# [EXERCISE TASK]
Write out, word for word, only the lines from the one containing "OCR this image." through the final line of the data.

══════

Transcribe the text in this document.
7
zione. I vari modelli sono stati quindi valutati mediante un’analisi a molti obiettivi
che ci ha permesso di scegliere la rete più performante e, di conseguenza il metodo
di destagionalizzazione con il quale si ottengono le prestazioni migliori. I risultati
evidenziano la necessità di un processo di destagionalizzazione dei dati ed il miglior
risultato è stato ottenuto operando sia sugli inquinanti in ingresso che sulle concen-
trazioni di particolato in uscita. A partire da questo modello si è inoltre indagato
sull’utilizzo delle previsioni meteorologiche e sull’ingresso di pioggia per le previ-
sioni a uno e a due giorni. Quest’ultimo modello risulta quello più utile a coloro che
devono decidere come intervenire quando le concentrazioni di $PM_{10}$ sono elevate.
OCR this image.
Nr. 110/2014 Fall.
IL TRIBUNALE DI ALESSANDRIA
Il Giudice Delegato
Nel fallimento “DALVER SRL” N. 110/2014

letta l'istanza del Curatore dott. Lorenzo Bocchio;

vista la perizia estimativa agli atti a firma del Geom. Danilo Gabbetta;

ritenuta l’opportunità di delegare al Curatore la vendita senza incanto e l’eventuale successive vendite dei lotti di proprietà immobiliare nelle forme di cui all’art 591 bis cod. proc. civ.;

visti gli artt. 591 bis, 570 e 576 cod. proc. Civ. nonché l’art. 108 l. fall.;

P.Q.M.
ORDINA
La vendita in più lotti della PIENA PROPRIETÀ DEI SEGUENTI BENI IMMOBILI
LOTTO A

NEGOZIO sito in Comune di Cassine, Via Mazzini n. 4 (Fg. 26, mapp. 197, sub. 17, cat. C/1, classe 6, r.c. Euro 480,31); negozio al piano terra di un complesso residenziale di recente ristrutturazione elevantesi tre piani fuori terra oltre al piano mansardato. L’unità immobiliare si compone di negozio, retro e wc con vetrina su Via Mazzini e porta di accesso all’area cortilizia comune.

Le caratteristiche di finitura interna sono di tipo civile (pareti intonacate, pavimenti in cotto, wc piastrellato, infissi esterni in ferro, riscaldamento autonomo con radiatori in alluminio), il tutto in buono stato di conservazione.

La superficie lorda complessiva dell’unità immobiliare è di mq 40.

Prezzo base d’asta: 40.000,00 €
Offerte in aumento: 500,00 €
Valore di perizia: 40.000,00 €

══════

# [ANSWER BELOW]
OCR this image.
Nr. 110/2014 Fall.
IL TRIBUNALE DI ALESSANDRIA
Il Giudice Delegato
Nel fallimento “DALVER SRL” N. 110/2014

letta l'istanza del Curatore dott. Lorenzo Bocchio;

vista la perizia estimativa agli atti a firma del Geom. Danilo Gabbetta;

ritenuta l’opportunità di delegare al Curatore la vendita senza incanto e l’eventuale successive vendite dei lotti di proprietà immobiliare nelle forme di cui all’art 591 bis cod. proc. civ.;

visti gli artt. 591 bis, 570 e 576 cod. proc. Civ. nonché l’art. 108 l. fall.;

P.Q.M.
ORDINA
La vendita in più lotti della PIENA PROPRIETÀ DEI SEGUENTI BENI IMMOBILI
LOTTO A

NEGOZIO sito in Comune di Cassine, Via Mazzini n. 4 (Fg. 26, mapp. 197, sub. 17, cat. C/1, classe 6, r.c. Euro 480,31); negozio al piano terra di un complesso residenziale di recente ristrutturazione elevantesi tre piani fuori terra oltre al piano mansardato. L’unità immobiliare si compone di negozio, retro e wc con vetrina su Via Mazzini e porta di accesso all’area cortilizia comune.

Le caratteristiche di finitura interna sono di tipo civile (pareti intonacate, pavimenti in cotto, wc piastrellato, infissi esterni in ferro, riscaldamento autonomo con radiatori in alluminio), il tutto in buono stato di conservazione.

La superficie lorda complessiva dell’unità immobiliare è di mq 40.

Prezzo base d’asta: 40.000,00 €
Offerte in aumento: 500,00 €
Valore di perizia: 40.000,00 €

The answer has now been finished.